== EXTRACTO DE PÁGINA ==
::::::::

El balcón
Ignacio Martínez
Negar el tributo y lucir el gasto
El lanzador de cuchillos
Uno. Ha pasado un año y, según cuentan las crónicas, Israel no sale del trauma del 7 de octubre. Motivos tiene de sobra. Leo en el periódico que, atendiendo al número de víctimas y de población, el 7-O para Israel es como si en el 11-S de Nueva York hubiesen matado a 48.000 personas.
DOS. Hamas, además del horrible secuestro y brutal asesinato de ciudadanos israelíes –añadamos niños decapitados y mujeres violadas– atacó al Estado judío lanzando casi 15.000 cohetes en seis semanas. Con todo ello, consiguió dos de los objetivos que perseguía con el pogromo: congelar los nuevos Acuerdos de Abraham entre Israel y Arabia Saudí y una guerra abierta en la jungla de Gaza. Lo que nunca pudo imaginar –o quizá sí– es que su execrable acción sería aplaudida por buena parte de la izquierda occidental. Incluidos ministros del Gobierno español.
TRES. Es verdad que Israel tiene perdida, de antemano, la batalla de la opinión pública. O, al menos, la de la opinión publicada y las redes sociales. Haga lo que haga y le hagan lo que le hagan. Lo curioso es que antes el odio al hebreo era una enfermedad moral de la derecha y ahora es la izquierda la que está aquejada del mal del antisemitismo.

::::::::

Entradas del conjunto de datos

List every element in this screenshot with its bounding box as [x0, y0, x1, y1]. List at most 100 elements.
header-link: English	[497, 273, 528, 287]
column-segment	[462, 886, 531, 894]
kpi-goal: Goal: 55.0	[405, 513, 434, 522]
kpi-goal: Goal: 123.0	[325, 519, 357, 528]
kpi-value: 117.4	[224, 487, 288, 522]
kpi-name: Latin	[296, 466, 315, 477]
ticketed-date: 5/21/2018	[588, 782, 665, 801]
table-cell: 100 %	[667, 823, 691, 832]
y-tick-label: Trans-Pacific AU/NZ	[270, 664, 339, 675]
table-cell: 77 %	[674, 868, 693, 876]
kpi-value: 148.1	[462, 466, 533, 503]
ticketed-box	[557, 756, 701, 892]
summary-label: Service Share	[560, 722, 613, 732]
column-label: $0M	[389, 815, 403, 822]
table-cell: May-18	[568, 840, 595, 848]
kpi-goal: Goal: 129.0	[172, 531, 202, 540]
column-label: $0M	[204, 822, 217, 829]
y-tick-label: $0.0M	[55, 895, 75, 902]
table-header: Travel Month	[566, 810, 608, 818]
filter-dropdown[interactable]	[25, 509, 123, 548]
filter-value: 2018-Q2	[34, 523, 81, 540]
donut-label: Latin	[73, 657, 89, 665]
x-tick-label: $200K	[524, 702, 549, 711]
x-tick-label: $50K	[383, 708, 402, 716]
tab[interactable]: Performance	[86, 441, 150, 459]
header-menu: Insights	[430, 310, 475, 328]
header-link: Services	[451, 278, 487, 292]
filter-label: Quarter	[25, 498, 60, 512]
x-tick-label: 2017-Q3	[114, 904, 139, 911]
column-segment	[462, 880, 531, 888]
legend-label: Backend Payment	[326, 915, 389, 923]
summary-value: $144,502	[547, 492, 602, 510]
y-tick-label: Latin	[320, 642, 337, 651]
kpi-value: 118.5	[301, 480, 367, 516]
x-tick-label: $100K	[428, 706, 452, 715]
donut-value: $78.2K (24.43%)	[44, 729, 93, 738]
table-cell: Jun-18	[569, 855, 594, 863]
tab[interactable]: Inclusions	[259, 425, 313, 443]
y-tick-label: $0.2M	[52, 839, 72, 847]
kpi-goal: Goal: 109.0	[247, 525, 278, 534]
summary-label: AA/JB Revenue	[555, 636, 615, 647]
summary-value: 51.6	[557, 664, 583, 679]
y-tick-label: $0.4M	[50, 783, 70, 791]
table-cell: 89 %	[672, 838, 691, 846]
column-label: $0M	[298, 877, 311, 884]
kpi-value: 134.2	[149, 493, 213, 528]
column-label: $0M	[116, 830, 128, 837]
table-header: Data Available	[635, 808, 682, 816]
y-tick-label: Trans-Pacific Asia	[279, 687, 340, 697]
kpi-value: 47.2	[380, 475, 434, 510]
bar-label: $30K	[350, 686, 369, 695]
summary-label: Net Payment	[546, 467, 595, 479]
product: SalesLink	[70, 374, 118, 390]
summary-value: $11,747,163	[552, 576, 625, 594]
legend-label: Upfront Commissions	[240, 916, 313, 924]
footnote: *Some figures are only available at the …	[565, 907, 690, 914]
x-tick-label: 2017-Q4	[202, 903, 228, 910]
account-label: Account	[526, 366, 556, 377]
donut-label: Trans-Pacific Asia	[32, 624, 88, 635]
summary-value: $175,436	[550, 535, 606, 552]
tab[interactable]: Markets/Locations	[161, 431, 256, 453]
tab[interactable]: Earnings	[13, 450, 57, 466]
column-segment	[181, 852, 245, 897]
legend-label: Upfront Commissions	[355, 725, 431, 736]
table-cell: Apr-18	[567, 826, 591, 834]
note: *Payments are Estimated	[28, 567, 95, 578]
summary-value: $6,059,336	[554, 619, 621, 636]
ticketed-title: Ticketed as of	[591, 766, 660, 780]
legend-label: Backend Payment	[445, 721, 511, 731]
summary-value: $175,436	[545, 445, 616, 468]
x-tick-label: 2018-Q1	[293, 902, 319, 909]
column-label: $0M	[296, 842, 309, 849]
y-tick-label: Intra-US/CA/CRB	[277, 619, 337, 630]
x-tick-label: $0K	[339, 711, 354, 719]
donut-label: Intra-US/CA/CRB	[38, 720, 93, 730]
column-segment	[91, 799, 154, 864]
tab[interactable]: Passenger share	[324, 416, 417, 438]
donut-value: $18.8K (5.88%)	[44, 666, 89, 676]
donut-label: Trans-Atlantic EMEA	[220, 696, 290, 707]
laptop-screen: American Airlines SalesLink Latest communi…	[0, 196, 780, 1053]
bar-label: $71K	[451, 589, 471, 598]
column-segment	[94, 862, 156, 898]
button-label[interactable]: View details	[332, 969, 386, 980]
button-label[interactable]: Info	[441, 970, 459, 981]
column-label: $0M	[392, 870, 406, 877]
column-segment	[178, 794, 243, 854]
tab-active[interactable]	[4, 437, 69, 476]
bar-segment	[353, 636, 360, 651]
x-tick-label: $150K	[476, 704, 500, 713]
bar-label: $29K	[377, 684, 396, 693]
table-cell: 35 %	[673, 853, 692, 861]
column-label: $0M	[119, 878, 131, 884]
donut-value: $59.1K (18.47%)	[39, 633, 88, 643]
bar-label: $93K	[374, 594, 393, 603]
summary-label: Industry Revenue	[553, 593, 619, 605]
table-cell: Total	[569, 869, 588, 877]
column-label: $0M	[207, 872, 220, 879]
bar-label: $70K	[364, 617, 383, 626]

::::::::

== TAREA A ==
Transcribe sin cambios el fragmento del artículo sobre Israel que comienza en las palabras "DOS. Hamas, además" y termina después de "del Gobierno español.".
== TAREA B ==
Prosigue el artículo sobre Israel a partir de su última oración.

== RESPUESTA A ==
DOS. Hamas, además del horrible secuestro y brutal asesinato de ciudadanos israelíes –añadamos niños decapitados y mujeres violadas– atacó al Estado judío lanzando casi 15.000 cohetes en seis semanas. Con todo ello, consiguió dos de los objetivos que perseguía con el pogromo: congelar los nuevos Acuerdos de Abraham entre Israel y Arabia Saudí y una guerra abierta en la jungla de Gaza. Lo que nunca pudo imaginar –o quizá sí– es que su execrable acción sería aplaudida por buena parte de la izquierda occidental. Incluidos ministros del Gobierno español.

== RESPUESTA B ==
CUATRO. Si el 7 de octubre de hace un año Israel se había colocado en el lado de la razón –en el del agredido–, en pocas horas Netanyahu logró la ardua tarea de poner a su país en el sitio equivocado –el del agresor–. Sí, es cierto que Israel es una democracia, pero precisamente por ello no se puede permitir traspasar determinadas líneas éticas. ¿Una democracia puede matar a inocentes, martirizar a un pueblo? ¿Una bomba “democrática” que cae en un hospital o en un campamento de refugiados es menos homicida que una lanzada por terroristas o un poder dictatorial? La profecía de Gandhi se acabará cumpliendo: ojo por ojo, todos nos quedaremos ciegos.
CINCO. Estoy de acuerdo con Amos Oz: el de Medio Oriente no es un problema entre árabes y hebreos, sino entre moderados y extremistas. Y a ambos lados de la frontera, son estos últimos los que han impuesto su dialéctica enloquecida. Solamente el esfuerzo común para reforzar a los moderados y, en consecuencia, aislar a los radicales puede procurar a la zona un poco de esperanza. Encomendemos la causa de la paz a la buena gente palestina e israelí; a los musulmanes que abominan del terrorismo yihadista de Hamas y a los hebreos que sienten como suyas las muertes de niños inocentes en Gaza.